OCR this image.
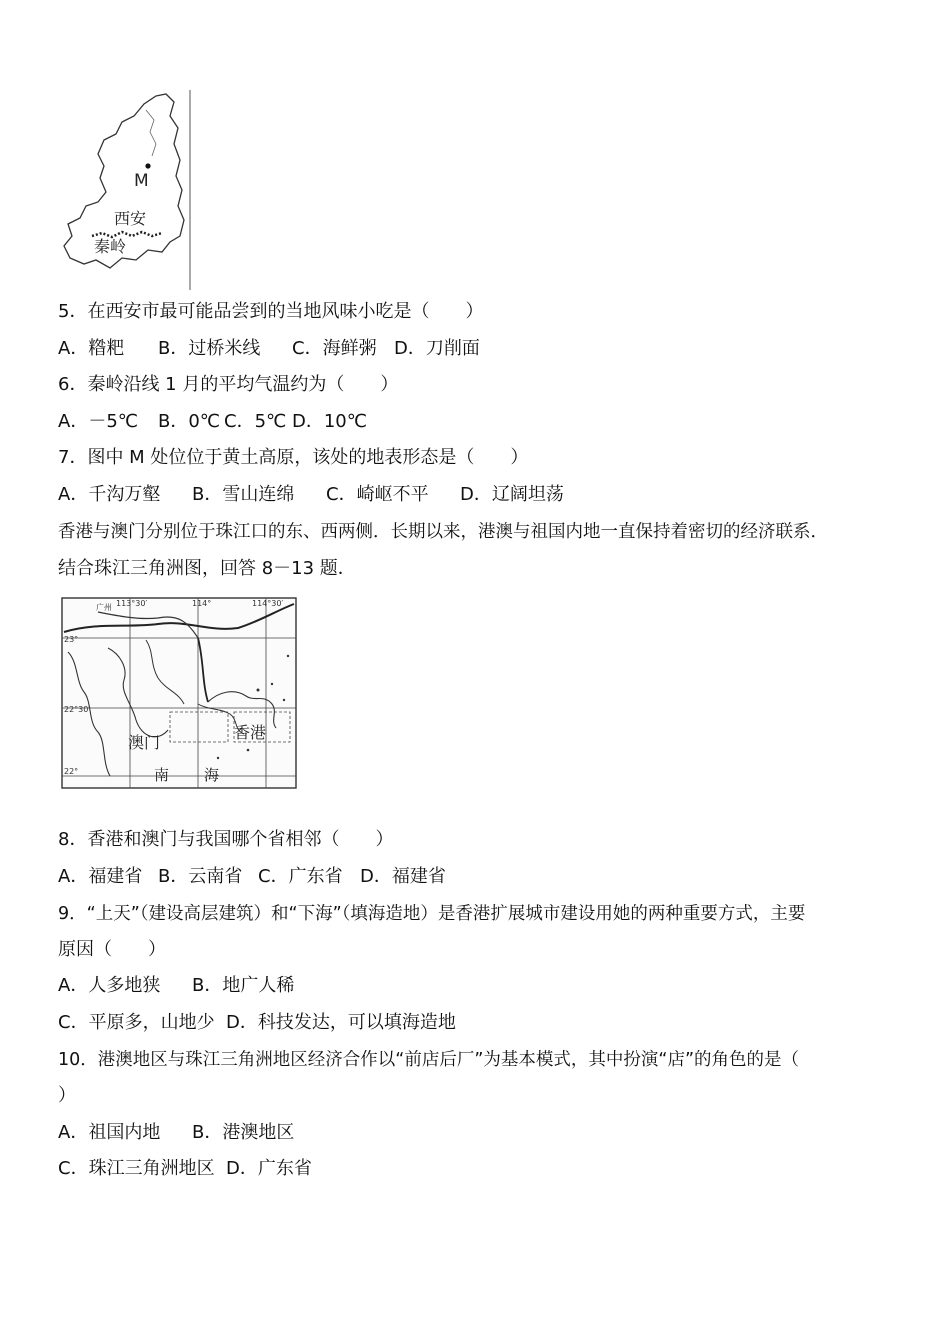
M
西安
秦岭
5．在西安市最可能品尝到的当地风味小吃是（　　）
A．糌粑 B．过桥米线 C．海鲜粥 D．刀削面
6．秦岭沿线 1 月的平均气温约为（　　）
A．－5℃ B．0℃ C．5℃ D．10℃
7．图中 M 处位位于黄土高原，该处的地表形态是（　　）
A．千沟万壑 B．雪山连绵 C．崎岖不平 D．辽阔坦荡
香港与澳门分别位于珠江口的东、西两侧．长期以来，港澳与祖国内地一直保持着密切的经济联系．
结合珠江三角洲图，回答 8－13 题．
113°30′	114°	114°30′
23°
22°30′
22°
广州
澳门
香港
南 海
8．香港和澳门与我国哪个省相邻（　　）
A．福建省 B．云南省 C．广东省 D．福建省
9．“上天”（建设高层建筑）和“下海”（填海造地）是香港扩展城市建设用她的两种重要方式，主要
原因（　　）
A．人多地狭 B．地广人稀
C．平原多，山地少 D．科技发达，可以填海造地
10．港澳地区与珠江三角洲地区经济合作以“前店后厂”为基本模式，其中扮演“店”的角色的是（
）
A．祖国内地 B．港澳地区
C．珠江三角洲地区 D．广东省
-------------------------
EXERCISE DIRECTIONS: Each line in the records above should be reproduced exactly; images are not copied.

RESULT OF THIS EXERCISE:
OCR this image.
M
西安
秦岭
5．在西安市最可能品尝到的当地风味小吃是（　　）
A．糌粑 B．过桥米线 C．海鲜粥 D．刀削面
6．秦岭沿线 1 月的平均气温约为（　　）
A．－5℃ B．0℃ C．5℃ D．10℃
7．图中 M 处位位于黄土高原，该处的地表形态是（　　）
A．千沟万壑 B．雪山连绵 C．崎岖不平 D．辽阔坦荡
香港与澳门分别位于珠江口的东、西两侧．长期以来，港澳与祖国内地一直保持着密切的经济联系．
结合珠江三角洲图，回答 8－13 题．
113°30′	114°	114°30′
23°
22°30′
22°
广州
澳门
香港
南 海
8．香港和澳门与我国哪个省相邻（　　）
A．福建省 B．云南省 C．广东省 D．福建省
9．“上天”（建设高层建筑）和“下海”（填海造地）是香港扩展城市建设用她的两种重要方式，主要
原因（　　）
A．人多地狭 B．地广人稀
C．平原多，山地少 D．科技发达，可以填海造地
10．港澳地区与珠江三角洲地区经济合作以“前店后厂”为基本模式，其中扮演“店”的角色的是（
）
A．祖国内地 B．港澳地区
C．珠江三角洲地区 D．广东省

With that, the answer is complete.